— Start of Provided records —

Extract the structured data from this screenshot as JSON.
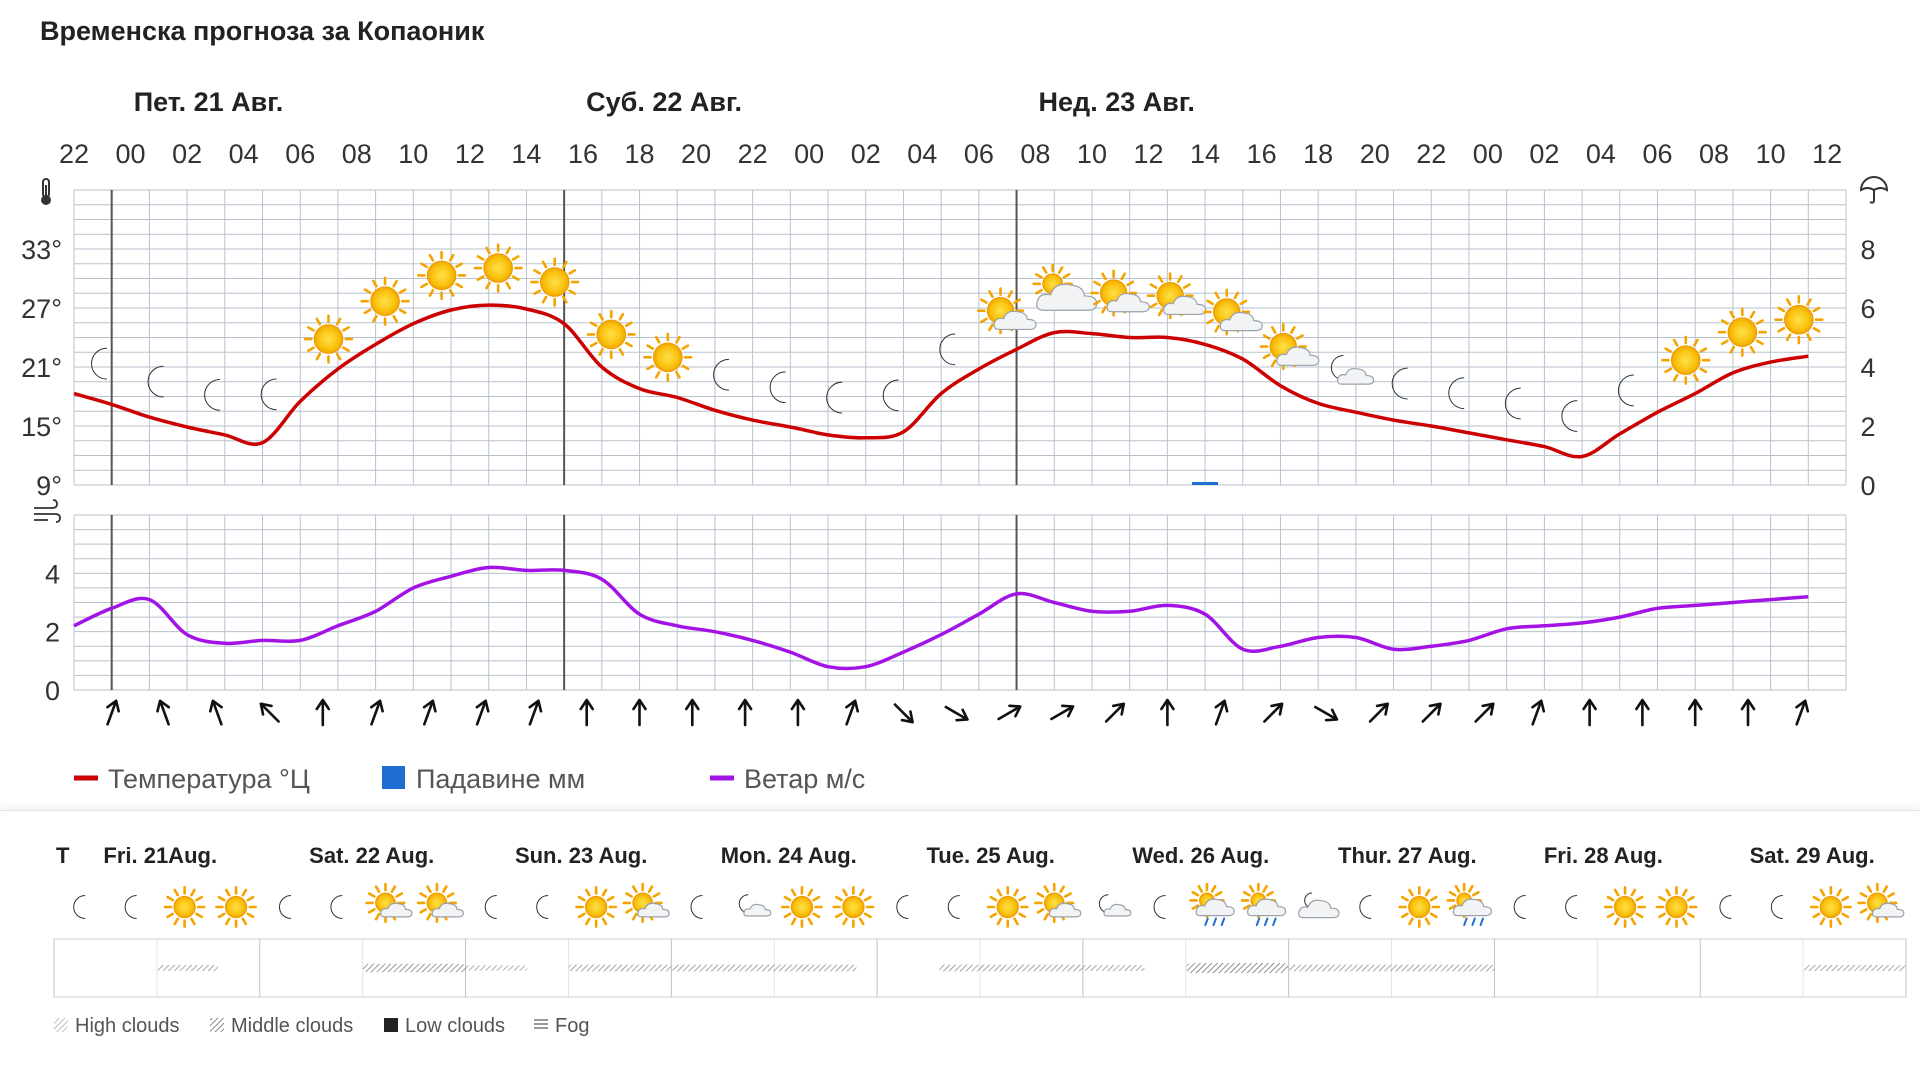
{
  "title": "Временска прогноза за Копаоник",
  "colors": {
    "temperature": "#cc0000",
    "precip": "#1e6ed2",
    "wind": "#a313e6",
    "grid": "#b8c2cc",
    "sun": "#f7b500"
  },
  "chart_data": [
    {
      "type": "line",
      "days": [
        {
          "label": "Пет. 21 Авг.",
          "start_index": 1
        },
        {
          "label": "Суб. 22 Авг.",
          "start_index": 13
        },
        {
          "label": "Нед. 23 Авг.",
          "start_index": 25
        }
      ],
      "hour_labels": [
        "22",
        "00",
        "02",
        "04",
        "06",
        "08",
        "10",
        "12",
        "14",
        "16",
        "18",
        "20",
        "22",
        "00",
        "02",
        "04",
        "06",
        "08",
        "10",
        "12",
        "14",
        "16",
        "18",
        "20",
        "22",
        "00",
        "02",
        "04",
        "06",
        "08",
        "10",
        "12"
      ],
      "temp_ticks": [
        "9°",
        "15°",
        "21°",
        "27°",
        "33°"
      ],
      "precip_ticks": [
        "0",
        "2",
        "4",
        "6",
        "8"
      ],
      "wind_ticks": [
        "0",
        "2",
        "4"
      ],
      "temp_range": [
        9,
        39
      ],
      "precip_range": [
        0,
        10
      ],
      "wind_range": [
        0,
        6
      ],
      "series": [
        {
          "name": "Температура °Ц",
          "unit": "°C",
          "values": [
            18.3,
            17.2,
            15.9,
            14.9,
            14.1,
            13.3,
            17.5,
            20.8,
            23.3,
            25.4,
            26.8,
            27.3,
            26.9,
            25.4,
            21.0,
            18.8,
            17.9,
            16.6,
            15.6,
            14.9,
            14.1,
            13.8,
            14.4,
            18.3,
            20.8,
            22.8,
            24.5,
            24.4,
            24.0,
            24.0,
            23.3,
            21.8,
            19.1,
            17.3,
            16.4,
            15.6,
            15.0,
            14.3,
            13.6,
            12.9,
            11.9,
            14.2,
            16.4,
            18.3,
            20.4,
            21.5,
            22.1
          ]
        },
        {
          "name": "Падавине мм",
          "unit": "mm",
          "values": [
            0,
            0,
            0,
            0,
            0,
            0,
            0,
            0,
            0,
            0,
            0,
            0,
            0,
            0,
            0,
            0,
            0,
            0,
            0,
            0,
            0,
            0,
            0,
            0,
            0,
            0,
            0,
            0,
            0,
            0,
            0.1,
            0,
            0,
            0,
            0,
            0,
            0,
            0,
            0,
            0,
            0,
            0,
            0,
            0,
            0,
            0,
            0
          ]
        },
        {
          "name": "Ветар м/с",
          "unit": "m/s",
          "values": [
            2.2,
            2.8,
            3.1,
            1.9,
            1.6,
            1.7,
            1.7,
            2.2,
            2.7,
            3.5,
            3.9,
            4.2,
            4.1,
            4.1,
            3.8,
            2.6,
            2.2,
            2.0,
            1.7,
            1.3,
            0.8,
            0.8,
            1.3,
            1.9,
            2.6,
            3.3,
            3.0,
            2.7,
            2.7,
            2.9,
            2.6,
            1.4,
            1.5,
            1.8,
            1.8,
            1.4,
            1.5,
            1.7,
            2.1,
            2.2,
            2.3,
            2.5,
            2.8,
            2.9,
            3.0,
            3.1,
            3.2
          ]
        }
      ],
      "weather_icons": [
        {
          "hour": "23",
          "icon": "moon-icon"
        },
        {
          "hour": "01",
          "icon": "moon-icon"
        },
        {
          "hour": "03",
          "icon": "moon-icon"
        },
        {
          "hour": "05",
          "icon": "moon-icon"
        },
        {
          "hour": "07",
          "icon": "sun-icon"
        },
        {
          "hour": "09",
          "icon": "sun-icon"
        },
        {
          "hour": "11",
          "icon": "sun-icon"
        },
        {
          "hour": "13",
          "icon": "sun-icon"
        },
        {
          "hour": "15",
          "icon": "sun-icon"
        },
        {
          "hour": "17",
          "icon": "sun-icon"
        },
        {
          "hour": "19",
          "icon": "sun-icon"
        },
        {
          "hour": "21",
          "icon": "moon-icon"
        },
        {
          "hour": "23",
          "icon": "moon-icon"
        },
        {
          "hour": "01",
          "icon": "moon-icon"
        },
        {
          "hour": "03",
          "icon": "moon-icon"
        },
        {
          "hour": "05",
          "icon": "moon-icon"
        },
        {
          "hour": "07",
          "icon": "partly-cloudy-sun-icon"
        },
        {
          "hour": "09",
          "icon": "cloudy-sun-icon"
        },
        {
          "hour": "11",
          "icon": "partly-cloudy-sun-icon"
        },
        {
          "hour": "13",
          "icon": "partly-cloudy-sun-icon"
        },
        {
          "hour": "15",
          "icon": "partly-cloudy-sun-icon"
        },
        {
          "hour": "17",
          "icon": "partly-cloudy-sun-icon"
        },
        {
          "hour": "19",
          "icon": "partly-cloudy-moon-icon"
        },
        {
          "hour": "21",
          "icon": "moon-icon"
        },
        {
          "hour": "23",
          "icon": "moon-icon"
        },
        {
          "hour": "01",
          "icon": "moon-icon"
        },
        {
          "hour": "03",
          "icon": "moon-icon"
        },
        {
          "hour": "05",
          "icon": "moon-icon"
        },
        {
          "hour": "07",
          "icon": "sun-icon"
        },
        {
          "hour": "09",
          "icon": "sun-icon"
        },
        {
          "hour": "11",
          "icon": "sun-icon"
        }
      ],
      "wind_directions_deg": [
        200,
        160,
        160,
        135,
        180,
        200,
        200,
        200,
        200,
        180,
        180,
        180,
        180,
        180,
        200,
        315,
        300,
        240,
        240,
        225,
        180,
        200,
        225,
        300,
        225,
        225,
        225,
        200,
        180,
        180,
        180,
        180,
        200
      ],
      "legend": [
        "Температура °Ц",
        "Падавине мм",
        "Ветар м/с"
      ],
      "legend_position": "bottom-left",
      "grid": true
    },
    {
      "type": "table",
      "corner_label": "T",
      "days": [
        "Fri. 21Aug.",
        "Sat. 22 Aug.",
        "Sun. 23 Aug.",
        "Mon. 24 Aug.",
        "Tue. 25 Aug.",
        "Wed. 26 Aug.",
        "Thur. 27 Aug.",
        "Fri. 28 Aug.",
        "Sat. 29 Aug."
      ],
      "icons": [
        [
          "moon-icon",
          "moon-icon",
          "sun-icon",
          "sun-icon"
        ],
        [
          "moon-icon",
          "moon-icon",
          "partly-cloudy-sun-icon",
          "partly-cloudy-sun-icon"
        ],
        [
          "moon-icon",
          "moon-icon",
          "sun-icon",
          "partly-cloudy-sun-icon"
        ],
        [
          "moon-icon",
          "partly-cloudy-moon-icon",
          "sun-icon",
          "sun-icon"
        ],
        [
          "moon-icon",
          "moon-icon",
          "sun-icon",
          "partly-cloudy-sun-icon"
        ],
        [
          "partly-cloudy-moon-icon",
          "moon-icon",
          "rain-sun-icon",
          "rain-sun-icon"
        ],
        [
          "cloudy-moon-icon",
          "moon-icon",
          "sun-icon",
          "rain-cloud-icon"
        ],
        [
          "moon-icon",
          "moon-icon",
          "sun-icon",
          "sun-icon"
        ],
        [
          "moon-icon",
          "moon-icon",
          "sun-icon",
          "partly-cloudy-sun-icon"
        ]
      ],
      "cloud_layers": [
        {
          "day": 0,
          "from": 0.5,
          "to": 0.8,
          "density": 0.5
        },
        {
          "day": 1,
          "from": 0.5,
          "to": 1.0,
          "density": 0.8
        },
        {
          "day": 2,
          "from": 0.0,
          "to": 0.3,
          "density": 0.4
        },
        {
          "day": 2,
          "from": 0.5,
          "to": 1.0,
          "density": 0.6
        },
        {
          "day": 3,
          "from": 0.0,
          "to": 0.9,
          "density": 0.6
        },
        {
          "day": 4,
          "from": 0.3,
          "to": 1.0,
          "density": 0.6
        },
        {
          "day": 5,
          "from": 0.0,
          "to": 0.3,
          "density": 0.5
        },
        {
          "day": 5,
          "from": 0.5,
          "to": 1.0,
          "density": 1.0
        },
        {
          "day": 6,
          "from": 0.0,
          "to": 1.0,
          "density": 0.6
        },
        {
          "day": 8,
          "from": 0.5,
          "to": 1.0,
          "density": 0.5
        }
      ],
      "legend": [
        "High clouds",
        "Middle clouds",
        "Low clouds",
        "Fog"
      ]
    }
  ]
}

— End of Provided records —

> Problem description
Which lines contain the word "clouds"? Copy each of them.

> Correct answer
        "High clouds",
        "Middle clouds",
        "Low clouds",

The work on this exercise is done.